■ Directions:
Answer with a number only: how many lines of the data contain "monitor"?

Part of a data file

--------------------

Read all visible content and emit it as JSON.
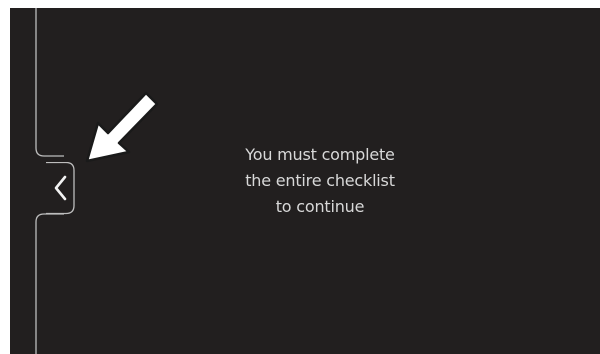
{
  "message": {
    "line1": "You must complete",
    "line2": "the entire checklist",
    "line3": "to continue"
  },
  "back_tab": {
    "icon": "chevron-left-icon"
  },
  "annotation": {
    "icon": "pointer-arrow-icon",
    "color": "#ffffff"
  },
  "colors": {
    "background": "#221f1f",
    "outline": "#bdbdbd",
    "text": "#d8d8d8"
  }
}
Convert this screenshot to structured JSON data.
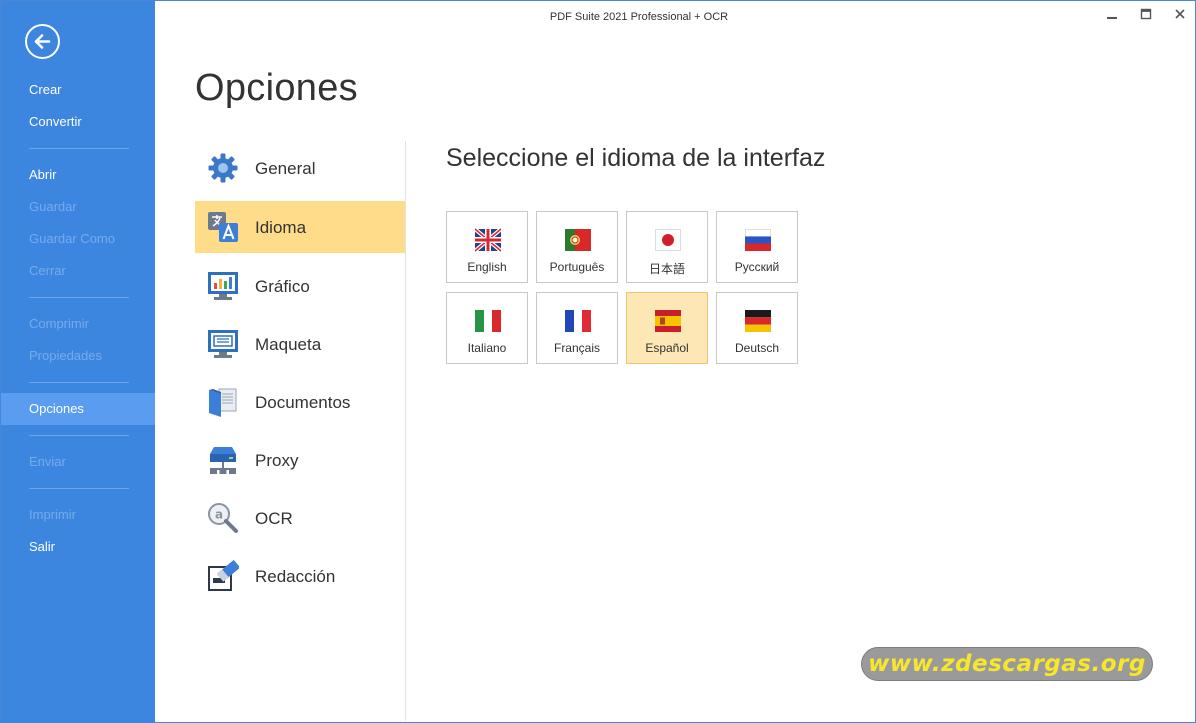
{
  "window": {
    "title": "PDF Suite 2021  Professional + OCR"
  },
  "sidebar": {
    "items": [
      {
        "label": "Crear",
        "state": "enabled"
      },
      {
        "label": "Convertir",
        "state": "enabled"
      },
      {
        "label": "Abrir",
        "state": "enabled"
      },
      {
        "label": "Guardar",
        "state": "disabled"
      },
      {
        "label": "Guardar Como",
        "state": "disabled"
      },
      {
        "label": "Cerrar",
        "state": "disabled"
      },
      {
        "label": "Comprimir",
        "state": "disabled"
      },
      {
        "label": "Propiedades",
        "state": "disabled"
      },
      {
        "label": "Opciones",
        "state": "active"
      },
      {
        "label": "Enviar",
        "state": "disabled"
      },
      {
        "label": "Imprimir",
        "state": "disabled"
      },
      {
        "label": "Salir",
        "state": "enabled"
      }
    ]
  },
  "page": {
    "title": "Opciones",
    "section_heading": "Seleccione el idioma de la interfaz"
  },
  "categories": [
    {
      "label": "General",
      "icon": "gear-icon"
    },
    {
      "label": "Idioma",
      "icon": "translate-icon",
      "selected": true
    },
    {
      "label": "Gráfico",
      "icon": "monitor-chart-icon"
    },
    {
      "label": "Maqueta",
      "icon": "monitor-layout-icon"
    },
    {
      "label": "Documentos",
      "icon": "documents-icon"
    },
    {
      "label": "Proxy",
      "icon": "network-server-icon"
    },
    {
      "label": "OCR",
      "icon": "ocr-magnifier-icon"
    },
    {
      "label": "Redacción",
      "icon": "eraser-icon"
    }
  ],
  "languages": [
    {
      "label": "English",
      "flag": "uk-flag-icon"
    },
    {
      "label": "Português",
      "flag": "portugal-flag-icon"
    },
    {
      "label": "日本語",
      "flag": "japan-flag-icon"
    },
    {
      "label": "Русский",
      "flag": "russia-flag-icon"
    },
    {
      "label": "Italiano",
      "flag": "italy-flag-icon"
    },
    {
      "label": "Français",
      "flag": "france-flag-icon"
    },
    {
      "label": "Español",
      "flag": "spain-flag-icon",
      "selected": true
    },
    {
      "label": "Deutsch",
      "flag": "germany-flag-icon"
    }
  ],
  "watermark": {
    "text": "www.zdescargas.org"
  },
  "colors": {
    "sidebar_bg": "#3d86e0",
    "sidebar_active": "#5a9cf0",
    "selected_category": "#fedc8a",
    "selected_tile": "#fde8b5",
    "watermark_text": "#f7e62c"
  }
}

--------------------

■ Reply to the task:
2